* EXERCISE BRIEF:
Gather all lines in the data that hold the string "aldeles".

* INFORMATION PROVIDED:
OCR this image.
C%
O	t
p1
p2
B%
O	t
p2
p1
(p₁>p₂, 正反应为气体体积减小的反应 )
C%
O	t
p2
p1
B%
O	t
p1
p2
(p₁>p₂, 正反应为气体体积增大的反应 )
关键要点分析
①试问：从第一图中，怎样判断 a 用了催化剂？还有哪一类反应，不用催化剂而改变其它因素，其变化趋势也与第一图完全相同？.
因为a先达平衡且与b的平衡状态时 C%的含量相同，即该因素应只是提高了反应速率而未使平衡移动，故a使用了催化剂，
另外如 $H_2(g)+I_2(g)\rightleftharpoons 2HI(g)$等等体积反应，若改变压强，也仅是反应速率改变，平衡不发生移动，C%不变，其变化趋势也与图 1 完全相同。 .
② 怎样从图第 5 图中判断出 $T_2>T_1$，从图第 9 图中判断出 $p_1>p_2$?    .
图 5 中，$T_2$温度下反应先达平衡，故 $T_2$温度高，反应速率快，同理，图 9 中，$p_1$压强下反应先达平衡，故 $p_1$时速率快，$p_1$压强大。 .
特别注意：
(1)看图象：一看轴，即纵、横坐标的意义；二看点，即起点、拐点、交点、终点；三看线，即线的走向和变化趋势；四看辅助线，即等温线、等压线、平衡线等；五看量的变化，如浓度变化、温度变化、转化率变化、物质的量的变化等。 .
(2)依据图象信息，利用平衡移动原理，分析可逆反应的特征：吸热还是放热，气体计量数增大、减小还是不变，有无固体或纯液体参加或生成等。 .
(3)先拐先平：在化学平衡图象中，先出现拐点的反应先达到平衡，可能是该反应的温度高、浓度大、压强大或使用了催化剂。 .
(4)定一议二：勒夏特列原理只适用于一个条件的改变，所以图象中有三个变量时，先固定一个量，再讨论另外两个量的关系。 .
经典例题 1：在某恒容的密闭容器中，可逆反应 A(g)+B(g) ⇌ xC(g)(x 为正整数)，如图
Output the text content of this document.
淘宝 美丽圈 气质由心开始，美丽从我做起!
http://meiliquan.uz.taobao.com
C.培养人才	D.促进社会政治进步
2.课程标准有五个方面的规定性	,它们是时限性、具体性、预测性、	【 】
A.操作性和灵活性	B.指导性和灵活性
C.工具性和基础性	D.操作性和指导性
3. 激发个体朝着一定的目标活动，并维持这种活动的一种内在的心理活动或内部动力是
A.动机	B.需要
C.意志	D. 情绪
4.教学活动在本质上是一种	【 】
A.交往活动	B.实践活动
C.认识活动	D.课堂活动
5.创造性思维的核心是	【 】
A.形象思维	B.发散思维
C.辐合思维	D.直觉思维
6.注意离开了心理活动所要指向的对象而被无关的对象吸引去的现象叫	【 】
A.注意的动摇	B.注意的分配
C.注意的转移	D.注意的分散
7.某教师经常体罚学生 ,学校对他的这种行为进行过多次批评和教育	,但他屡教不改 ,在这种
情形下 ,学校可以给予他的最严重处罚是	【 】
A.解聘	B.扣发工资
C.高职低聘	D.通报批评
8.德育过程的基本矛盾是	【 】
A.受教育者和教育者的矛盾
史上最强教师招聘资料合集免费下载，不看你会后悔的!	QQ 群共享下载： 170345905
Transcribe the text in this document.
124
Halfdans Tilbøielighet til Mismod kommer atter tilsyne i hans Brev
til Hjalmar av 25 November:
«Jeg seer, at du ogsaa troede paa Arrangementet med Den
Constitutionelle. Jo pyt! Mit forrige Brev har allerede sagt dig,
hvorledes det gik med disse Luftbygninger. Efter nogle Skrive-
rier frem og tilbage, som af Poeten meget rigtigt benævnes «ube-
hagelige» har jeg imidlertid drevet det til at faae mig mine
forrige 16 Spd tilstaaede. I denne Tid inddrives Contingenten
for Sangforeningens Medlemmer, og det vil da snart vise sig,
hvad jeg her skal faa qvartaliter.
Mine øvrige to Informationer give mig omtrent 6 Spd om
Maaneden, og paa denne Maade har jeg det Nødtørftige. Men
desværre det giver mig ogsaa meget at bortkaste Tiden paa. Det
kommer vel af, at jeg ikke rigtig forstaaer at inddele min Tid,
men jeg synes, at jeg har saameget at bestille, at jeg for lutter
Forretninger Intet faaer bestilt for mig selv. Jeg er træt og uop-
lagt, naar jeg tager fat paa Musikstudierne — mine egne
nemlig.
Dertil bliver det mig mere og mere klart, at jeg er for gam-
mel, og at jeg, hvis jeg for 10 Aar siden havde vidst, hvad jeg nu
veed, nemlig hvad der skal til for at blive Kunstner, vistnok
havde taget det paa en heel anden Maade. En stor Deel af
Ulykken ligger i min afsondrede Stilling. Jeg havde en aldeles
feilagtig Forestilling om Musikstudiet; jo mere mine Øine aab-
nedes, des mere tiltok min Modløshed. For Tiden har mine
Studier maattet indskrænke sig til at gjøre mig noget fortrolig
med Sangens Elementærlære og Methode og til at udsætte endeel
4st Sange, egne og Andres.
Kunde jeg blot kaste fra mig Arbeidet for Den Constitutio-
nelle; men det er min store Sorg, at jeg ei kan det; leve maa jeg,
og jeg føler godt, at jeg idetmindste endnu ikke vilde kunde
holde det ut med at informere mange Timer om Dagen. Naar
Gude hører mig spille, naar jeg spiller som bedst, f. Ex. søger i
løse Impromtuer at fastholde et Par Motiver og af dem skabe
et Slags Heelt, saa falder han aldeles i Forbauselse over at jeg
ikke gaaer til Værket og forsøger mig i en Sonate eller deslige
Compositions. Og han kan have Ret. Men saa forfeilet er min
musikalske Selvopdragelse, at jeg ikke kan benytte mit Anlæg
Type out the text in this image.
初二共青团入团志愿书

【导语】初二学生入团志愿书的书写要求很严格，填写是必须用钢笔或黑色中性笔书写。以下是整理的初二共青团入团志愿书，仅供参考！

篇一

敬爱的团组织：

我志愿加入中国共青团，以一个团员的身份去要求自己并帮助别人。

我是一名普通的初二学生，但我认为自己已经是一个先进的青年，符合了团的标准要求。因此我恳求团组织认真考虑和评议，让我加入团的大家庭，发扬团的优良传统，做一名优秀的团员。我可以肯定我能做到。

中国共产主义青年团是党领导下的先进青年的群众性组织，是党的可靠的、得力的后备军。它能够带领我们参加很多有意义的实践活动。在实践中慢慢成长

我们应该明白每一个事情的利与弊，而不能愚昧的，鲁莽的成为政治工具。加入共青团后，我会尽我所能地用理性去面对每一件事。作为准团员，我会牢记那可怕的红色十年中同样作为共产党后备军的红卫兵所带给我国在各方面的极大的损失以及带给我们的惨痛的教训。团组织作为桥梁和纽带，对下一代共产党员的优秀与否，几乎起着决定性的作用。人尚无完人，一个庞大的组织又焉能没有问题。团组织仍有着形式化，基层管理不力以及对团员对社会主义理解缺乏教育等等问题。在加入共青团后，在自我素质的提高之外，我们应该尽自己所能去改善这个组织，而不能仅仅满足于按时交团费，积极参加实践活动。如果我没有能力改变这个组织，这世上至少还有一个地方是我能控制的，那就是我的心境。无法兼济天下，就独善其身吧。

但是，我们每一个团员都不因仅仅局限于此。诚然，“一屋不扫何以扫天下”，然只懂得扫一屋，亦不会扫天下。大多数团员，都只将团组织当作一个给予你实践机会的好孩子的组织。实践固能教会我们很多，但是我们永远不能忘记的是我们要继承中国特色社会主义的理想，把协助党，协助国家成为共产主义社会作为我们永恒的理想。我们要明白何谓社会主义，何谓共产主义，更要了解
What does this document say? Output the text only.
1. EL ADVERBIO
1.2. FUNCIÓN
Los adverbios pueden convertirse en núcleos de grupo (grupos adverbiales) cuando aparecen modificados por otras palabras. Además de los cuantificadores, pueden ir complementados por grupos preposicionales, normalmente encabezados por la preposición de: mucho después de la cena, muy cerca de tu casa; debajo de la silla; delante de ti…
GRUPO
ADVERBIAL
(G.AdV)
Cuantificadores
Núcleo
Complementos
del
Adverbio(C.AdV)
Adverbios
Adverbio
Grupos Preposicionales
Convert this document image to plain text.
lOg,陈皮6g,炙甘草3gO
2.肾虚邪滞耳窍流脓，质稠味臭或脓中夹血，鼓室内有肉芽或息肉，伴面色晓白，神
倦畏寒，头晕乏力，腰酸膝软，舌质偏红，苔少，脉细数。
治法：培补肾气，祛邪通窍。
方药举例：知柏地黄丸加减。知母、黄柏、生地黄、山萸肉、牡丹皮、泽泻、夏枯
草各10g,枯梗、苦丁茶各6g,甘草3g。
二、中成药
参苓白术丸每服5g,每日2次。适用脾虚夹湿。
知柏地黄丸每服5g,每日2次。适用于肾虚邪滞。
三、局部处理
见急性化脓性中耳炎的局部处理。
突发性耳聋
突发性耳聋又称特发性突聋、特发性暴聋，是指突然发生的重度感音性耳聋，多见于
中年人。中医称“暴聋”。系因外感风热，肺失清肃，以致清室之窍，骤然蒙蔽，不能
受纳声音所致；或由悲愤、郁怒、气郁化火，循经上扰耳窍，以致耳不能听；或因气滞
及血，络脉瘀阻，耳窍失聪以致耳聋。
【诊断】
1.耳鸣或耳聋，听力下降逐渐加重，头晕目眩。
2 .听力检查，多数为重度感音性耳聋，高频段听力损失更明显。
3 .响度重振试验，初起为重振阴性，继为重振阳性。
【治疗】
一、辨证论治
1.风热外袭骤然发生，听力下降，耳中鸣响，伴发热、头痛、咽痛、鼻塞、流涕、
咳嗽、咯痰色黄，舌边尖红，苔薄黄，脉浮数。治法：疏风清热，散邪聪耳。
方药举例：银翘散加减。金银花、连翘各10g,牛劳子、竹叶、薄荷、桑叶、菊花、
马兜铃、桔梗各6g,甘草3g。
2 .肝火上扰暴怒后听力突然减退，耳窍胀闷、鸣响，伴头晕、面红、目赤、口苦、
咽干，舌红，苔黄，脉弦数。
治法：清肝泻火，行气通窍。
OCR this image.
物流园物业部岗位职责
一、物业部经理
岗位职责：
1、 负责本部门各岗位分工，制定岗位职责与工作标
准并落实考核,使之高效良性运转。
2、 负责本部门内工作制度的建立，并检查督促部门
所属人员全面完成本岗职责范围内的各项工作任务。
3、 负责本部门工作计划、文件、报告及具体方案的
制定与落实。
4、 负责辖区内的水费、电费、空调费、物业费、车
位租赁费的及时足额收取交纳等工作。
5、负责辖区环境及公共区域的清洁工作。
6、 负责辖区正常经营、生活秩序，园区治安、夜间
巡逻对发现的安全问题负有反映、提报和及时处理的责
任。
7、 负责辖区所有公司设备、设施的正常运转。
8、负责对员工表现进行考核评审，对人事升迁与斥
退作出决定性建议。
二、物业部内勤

* WRITTEN RESPONSE:
Ulykken ligger i min afsondrede Stilling. Jeg havde en aldeles
et Slags Heelt, saa falder han aldeles i Forbauselse over at jeg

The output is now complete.